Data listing
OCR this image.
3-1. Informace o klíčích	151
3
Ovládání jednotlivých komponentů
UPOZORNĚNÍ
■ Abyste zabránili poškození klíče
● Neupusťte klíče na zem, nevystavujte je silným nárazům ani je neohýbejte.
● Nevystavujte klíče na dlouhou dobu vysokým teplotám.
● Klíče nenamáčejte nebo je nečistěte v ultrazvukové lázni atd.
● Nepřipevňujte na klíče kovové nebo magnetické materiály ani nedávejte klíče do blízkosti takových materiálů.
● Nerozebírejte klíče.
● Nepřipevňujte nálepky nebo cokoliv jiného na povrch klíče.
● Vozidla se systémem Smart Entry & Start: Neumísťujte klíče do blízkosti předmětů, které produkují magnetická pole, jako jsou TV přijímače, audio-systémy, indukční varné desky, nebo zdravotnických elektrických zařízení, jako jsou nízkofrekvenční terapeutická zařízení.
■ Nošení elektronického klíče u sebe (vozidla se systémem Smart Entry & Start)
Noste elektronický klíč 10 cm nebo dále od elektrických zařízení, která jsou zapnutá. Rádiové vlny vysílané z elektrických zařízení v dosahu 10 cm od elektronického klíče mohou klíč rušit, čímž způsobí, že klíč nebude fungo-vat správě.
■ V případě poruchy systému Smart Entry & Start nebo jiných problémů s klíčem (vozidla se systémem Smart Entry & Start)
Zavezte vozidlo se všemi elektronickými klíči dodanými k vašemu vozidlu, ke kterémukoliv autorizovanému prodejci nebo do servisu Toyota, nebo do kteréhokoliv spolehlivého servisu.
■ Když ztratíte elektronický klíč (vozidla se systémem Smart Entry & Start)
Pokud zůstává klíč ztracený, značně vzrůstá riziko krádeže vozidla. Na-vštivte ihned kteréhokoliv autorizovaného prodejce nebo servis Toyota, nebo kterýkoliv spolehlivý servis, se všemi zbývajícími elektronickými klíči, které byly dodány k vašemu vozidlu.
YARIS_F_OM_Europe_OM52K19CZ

=== Problem description ===
The records above should be repeated in full, exactly as given.

=== The output ===
OCR this image.
3-1. Informace o klíčích	151
3
Ovládání jednotlivých komponentů
UPOZORNĚNÍ
■ Abyste zabránili poškození klíče
● Neupusťte klíče na zem, nevystavujte je silným nárazům ani je neohýbejte.
● Nevystavujte klíče na dlouhou dobu vysokým teplotám.
● Klíče nenamáčejte nebo je nečistěte v ultrazvukové lázni atd.
● Nepřipevňujte na klíče kovové nebo magnetické materiály ani nedávejte klíče do blízkosti takových materiálů.
● Nerozebírejte klíče.
● Nepřipevňujte nálepky nebo cokoliv jiného na povrch klíče.
● Vozidla se systémem Smart Entry & Start: Neumísťujte klíče do blízkosti předmětů, které produkují magnetická pole, jako jsou TV přijímače, audio-systémy, indukční varné desky, nebo zdravotnických elektrických zařízení, jako jsou nízkofrekvenční terapeutická zařízení.
■ Nošení elektronického klíče u sebe (vozidla se systémem Smart Entry & Start)
Noste elektronický klíč 10 cm nebo dále od elektrických zařízení, která jsou zapnutá. Rádiové vlny vysílané z elektrických zařízení v dosahu 10 cm od elektronického klíče mohou klíč rušit, čímž způsobí, že klíč nebude fungo-vat správě.
■ V případě poruchy systému Smart Entry & Start nebo jiných problémů s klíčem (vozidla se systémem Smart Entry & Start)
Zavezte vozidlo se všemi elektronickými klíči dodanými k vašemu vozidlu, ke kterémukoliv autorizovanému prodejci nebo do servisu Toyota, nebo do kteréhokoliv spolehlivého servisu.
■ Když ztratíte elektronický klíč (vozidla se systémem Smart Entry & Start)
Pokud zůstává klíč ztracený, značně vzrůstá riziko krádeže vozidla. Na-vštivte ihned kteréhokoliv autorizovaného prodejce nebo servis Toyota, nebo kterýkoliv spolehlivý servis, se všemi zbývajícími elektronickými klíči, které byly dodány k vašemu vozidlu.
YARIS_F_OM_Europe_OM52K19CZ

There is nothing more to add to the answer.